Saved data entries:
━━━━━━━━━━━━━━━━━━━━━━━━━━━━━━

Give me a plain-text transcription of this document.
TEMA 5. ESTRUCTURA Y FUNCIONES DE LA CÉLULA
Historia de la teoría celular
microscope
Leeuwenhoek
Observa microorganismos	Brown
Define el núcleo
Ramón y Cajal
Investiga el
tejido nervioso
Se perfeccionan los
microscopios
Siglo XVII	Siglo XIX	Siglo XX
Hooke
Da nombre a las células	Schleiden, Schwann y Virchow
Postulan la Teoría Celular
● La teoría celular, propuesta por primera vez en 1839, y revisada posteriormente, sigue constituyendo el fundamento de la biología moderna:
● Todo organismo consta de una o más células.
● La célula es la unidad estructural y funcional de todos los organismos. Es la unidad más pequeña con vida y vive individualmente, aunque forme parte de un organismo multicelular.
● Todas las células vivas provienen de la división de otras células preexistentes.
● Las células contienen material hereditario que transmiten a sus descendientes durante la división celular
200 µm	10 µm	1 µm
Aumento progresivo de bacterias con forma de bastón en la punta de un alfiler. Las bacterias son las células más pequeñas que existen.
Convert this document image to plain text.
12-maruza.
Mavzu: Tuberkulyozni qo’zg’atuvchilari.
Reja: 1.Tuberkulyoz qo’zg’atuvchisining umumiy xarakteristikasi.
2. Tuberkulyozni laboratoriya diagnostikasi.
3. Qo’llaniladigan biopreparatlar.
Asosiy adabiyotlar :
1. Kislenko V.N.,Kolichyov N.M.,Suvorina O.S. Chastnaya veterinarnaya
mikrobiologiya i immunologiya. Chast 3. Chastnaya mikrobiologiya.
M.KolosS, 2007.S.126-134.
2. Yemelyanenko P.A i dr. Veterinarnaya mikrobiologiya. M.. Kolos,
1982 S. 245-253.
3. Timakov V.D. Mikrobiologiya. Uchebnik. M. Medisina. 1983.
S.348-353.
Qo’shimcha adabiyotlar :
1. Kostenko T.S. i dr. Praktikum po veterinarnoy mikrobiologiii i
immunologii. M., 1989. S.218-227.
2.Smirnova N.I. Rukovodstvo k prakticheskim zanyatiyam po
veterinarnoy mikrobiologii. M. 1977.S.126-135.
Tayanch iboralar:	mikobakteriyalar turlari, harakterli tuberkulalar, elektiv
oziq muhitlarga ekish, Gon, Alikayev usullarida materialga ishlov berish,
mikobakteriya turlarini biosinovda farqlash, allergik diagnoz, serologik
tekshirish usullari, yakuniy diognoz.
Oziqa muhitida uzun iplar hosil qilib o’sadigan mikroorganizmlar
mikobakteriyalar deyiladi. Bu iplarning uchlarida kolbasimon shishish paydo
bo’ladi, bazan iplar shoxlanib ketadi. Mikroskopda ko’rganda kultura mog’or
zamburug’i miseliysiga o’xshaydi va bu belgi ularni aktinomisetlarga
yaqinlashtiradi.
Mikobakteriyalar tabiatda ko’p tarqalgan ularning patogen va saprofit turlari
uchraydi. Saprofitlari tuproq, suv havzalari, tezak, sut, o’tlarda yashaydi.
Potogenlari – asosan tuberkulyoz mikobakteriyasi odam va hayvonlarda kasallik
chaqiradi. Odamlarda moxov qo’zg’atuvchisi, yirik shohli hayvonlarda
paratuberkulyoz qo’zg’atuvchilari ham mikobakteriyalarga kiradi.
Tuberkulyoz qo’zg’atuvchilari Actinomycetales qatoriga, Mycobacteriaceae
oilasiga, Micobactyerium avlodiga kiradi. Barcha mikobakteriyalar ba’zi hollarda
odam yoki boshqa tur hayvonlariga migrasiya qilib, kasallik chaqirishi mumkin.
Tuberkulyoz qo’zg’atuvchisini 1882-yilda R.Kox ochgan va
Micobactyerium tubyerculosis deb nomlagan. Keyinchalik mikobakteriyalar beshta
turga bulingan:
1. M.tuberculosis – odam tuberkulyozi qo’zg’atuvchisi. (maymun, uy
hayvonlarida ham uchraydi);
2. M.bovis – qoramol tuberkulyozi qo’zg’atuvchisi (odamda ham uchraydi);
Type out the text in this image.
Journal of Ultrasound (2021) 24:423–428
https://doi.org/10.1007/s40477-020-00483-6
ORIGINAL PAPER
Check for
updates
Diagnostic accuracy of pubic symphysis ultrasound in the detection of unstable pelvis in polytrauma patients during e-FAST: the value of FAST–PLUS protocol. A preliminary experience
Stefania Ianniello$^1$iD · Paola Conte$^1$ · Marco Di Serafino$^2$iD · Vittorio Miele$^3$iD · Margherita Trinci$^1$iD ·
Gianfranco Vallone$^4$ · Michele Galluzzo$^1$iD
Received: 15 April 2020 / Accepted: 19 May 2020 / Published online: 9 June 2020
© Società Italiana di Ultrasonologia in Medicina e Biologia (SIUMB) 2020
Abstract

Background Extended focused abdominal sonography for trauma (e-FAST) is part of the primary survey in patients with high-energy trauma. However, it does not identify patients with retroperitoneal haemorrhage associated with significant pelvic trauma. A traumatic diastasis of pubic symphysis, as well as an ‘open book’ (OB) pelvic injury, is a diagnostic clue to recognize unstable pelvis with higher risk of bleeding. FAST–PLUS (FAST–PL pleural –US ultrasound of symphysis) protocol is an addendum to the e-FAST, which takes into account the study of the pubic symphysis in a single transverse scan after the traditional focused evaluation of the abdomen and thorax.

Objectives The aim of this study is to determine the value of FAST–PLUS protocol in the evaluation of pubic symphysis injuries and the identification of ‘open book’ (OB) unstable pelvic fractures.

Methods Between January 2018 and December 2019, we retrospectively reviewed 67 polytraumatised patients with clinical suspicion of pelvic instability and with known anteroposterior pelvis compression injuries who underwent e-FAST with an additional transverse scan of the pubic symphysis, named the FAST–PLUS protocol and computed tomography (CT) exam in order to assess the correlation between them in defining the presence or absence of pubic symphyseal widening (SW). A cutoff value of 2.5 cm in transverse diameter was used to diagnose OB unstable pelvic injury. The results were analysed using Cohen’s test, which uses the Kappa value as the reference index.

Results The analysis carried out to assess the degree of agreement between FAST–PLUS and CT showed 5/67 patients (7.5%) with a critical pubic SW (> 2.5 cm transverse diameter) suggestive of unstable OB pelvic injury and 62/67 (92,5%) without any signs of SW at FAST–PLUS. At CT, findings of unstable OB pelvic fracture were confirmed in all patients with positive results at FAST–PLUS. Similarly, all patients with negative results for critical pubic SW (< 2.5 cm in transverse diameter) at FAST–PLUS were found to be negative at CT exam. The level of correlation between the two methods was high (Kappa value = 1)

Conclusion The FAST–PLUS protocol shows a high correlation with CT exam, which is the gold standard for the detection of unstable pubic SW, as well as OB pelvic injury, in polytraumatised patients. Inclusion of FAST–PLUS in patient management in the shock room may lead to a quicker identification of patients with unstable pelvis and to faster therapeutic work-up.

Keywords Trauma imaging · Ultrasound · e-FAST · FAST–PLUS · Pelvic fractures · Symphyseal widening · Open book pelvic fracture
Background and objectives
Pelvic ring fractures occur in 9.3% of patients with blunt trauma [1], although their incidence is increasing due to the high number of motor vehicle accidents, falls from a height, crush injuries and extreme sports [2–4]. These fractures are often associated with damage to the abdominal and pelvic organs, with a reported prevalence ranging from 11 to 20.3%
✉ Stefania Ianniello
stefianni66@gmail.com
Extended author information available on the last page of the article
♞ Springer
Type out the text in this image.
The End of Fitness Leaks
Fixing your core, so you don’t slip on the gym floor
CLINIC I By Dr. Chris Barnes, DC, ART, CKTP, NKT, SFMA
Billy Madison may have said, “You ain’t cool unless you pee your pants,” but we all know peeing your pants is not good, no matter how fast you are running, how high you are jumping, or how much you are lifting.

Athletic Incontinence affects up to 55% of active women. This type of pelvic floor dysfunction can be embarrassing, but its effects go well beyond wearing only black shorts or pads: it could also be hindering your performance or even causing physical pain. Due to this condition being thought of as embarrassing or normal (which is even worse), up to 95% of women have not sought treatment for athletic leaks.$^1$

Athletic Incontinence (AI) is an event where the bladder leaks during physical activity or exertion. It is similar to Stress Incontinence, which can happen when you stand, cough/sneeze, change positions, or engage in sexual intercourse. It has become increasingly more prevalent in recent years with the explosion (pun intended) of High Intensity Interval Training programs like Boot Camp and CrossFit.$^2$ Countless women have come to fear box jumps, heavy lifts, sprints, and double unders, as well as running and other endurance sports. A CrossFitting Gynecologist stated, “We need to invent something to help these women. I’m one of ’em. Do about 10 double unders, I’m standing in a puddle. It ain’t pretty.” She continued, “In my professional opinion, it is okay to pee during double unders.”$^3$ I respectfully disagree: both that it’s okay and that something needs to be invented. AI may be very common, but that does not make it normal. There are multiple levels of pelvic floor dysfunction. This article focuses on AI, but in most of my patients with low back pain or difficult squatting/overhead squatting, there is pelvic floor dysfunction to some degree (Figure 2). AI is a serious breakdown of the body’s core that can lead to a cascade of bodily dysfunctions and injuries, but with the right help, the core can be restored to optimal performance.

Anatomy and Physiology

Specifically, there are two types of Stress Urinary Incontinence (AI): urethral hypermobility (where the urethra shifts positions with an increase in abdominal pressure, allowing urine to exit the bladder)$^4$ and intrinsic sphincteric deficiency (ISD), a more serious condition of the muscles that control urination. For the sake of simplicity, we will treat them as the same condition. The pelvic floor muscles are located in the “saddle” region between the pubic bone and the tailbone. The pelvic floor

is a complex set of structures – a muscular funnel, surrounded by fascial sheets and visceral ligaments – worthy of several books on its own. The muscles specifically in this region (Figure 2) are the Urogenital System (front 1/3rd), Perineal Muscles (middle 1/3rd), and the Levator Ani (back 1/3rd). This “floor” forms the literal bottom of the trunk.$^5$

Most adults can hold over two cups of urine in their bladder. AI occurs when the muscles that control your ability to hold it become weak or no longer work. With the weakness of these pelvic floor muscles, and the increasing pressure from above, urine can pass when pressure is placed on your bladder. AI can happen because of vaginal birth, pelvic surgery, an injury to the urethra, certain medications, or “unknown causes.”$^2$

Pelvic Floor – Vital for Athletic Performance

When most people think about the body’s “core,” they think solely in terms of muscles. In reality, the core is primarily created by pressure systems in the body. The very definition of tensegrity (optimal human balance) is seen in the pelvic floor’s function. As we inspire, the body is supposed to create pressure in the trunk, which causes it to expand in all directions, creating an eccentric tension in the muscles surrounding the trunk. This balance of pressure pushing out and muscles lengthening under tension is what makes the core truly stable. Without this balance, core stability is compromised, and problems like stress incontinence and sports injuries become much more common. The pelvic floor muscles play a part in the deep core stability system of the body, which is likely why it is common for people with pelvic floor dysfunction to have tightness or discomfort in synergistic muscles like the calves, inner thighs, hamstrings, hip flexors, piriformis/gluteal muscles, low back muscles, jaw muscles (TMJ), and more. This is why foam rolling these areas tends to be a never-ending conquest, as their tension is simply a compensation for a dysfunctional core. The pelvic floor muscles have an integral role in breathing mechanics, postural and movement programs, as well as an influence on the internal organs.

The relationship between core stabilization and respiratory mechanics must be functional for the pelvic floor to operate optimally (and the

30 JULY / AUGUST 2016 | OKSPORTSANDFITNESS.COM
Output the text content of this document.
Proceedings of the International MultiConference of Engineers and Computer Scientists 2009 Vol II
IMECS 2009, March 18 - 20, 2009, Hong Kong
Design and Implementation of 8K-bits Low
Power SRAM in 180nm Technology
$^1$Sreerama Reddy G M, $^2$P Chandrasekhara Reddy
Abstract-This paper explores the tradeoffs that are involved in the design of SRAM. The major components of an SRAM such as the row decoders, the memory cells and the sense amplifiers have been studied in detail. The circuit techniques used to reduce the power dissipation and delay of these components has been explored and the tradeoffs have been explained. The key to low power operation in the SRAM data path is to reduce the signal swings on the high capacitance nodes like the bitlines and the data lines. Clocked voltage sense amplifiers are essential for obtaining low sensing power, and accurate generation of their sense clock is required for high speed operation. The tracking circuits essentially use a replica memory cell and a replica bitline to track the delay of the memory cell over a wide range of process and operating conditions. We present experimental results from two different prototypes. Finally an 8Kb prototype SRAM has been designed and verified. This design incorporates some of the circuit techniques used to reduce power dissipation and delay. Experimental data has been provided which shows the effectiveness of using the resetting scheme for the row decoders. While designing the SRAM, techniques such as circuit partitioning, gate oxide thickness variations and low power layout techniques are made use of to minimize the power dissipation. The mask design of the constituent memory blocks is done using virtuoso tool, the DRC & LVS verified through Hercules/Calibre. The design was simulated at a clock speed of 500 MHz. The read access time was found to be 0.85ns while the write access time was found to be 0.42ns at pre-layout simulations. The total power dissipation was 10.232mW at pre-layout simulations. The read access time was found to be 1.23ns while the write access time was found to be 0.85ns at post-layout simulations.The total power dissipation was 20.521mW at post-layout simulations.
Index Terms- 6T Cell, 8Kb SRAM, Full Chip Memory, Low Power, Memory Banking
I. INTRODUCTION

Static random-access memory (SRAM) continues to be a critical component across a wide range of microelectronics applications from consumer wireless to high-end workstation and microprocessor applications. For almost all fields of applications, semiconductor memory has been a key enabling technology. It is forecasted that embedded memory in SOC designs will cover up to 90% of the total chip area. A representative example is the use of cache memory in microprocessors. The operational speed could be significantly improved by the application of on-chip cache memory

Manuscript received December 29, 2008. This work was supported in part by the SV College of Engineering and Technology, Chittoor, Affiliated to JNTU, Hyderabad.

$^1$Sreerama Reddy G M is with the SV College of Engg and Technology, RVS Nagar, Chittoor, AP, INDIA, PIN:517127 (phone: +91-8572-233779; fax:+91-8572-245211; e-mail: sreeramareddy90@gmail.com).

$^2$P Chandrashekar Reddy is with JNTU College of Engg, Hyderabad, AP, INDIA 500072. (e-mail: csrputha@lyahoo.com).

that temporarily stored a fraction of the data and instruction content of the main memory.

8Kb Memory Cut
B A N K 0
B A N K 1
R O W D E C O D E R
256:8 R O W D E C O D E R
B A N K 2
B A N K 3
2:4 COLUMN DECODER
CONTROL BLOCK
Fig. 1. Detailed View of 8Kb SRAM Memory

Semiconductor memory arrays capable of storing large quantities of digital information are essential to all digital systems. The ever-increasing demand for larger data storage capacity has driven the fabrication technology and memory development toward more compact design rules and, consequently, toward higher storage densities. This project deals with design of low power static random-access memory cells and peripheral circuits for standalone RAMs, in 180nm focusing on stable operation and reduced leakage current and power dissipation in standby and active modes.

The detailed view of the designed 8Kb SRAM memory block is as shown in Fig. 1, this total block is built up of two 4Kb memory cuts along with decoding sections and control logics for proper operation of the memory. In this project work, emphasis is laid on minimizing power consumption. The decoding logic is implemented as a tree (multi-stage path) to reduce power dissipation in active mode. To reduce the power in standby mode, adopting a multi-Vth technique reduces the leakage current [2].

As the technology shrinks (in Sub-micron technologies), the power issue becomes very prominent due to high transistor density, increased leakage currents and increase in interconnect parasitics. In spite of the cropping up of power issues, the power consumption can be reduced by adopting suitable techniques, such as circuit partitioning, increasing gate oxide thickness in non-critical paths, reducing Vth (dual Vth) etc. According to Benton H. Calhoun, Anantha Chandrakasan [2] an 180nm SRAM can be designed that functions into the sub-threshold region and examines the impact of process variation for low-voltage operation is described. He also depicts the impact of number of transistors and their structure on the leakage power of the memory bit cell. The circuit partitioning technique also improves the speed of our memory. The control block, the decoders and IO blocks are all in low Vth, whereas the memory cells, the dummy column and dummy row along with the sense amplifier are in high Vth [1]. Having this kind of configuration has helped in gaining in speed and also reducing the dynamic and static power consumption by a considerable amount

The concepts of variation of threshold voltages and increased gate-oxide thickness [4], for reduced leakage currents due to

━━━━━━━━━━━━━━━━━━━━━━━━━━━━━━

**What is needed**
Report the count of lines in the entries that contain the string "INDIA", and nothing besides it.

**Solution for this task**
2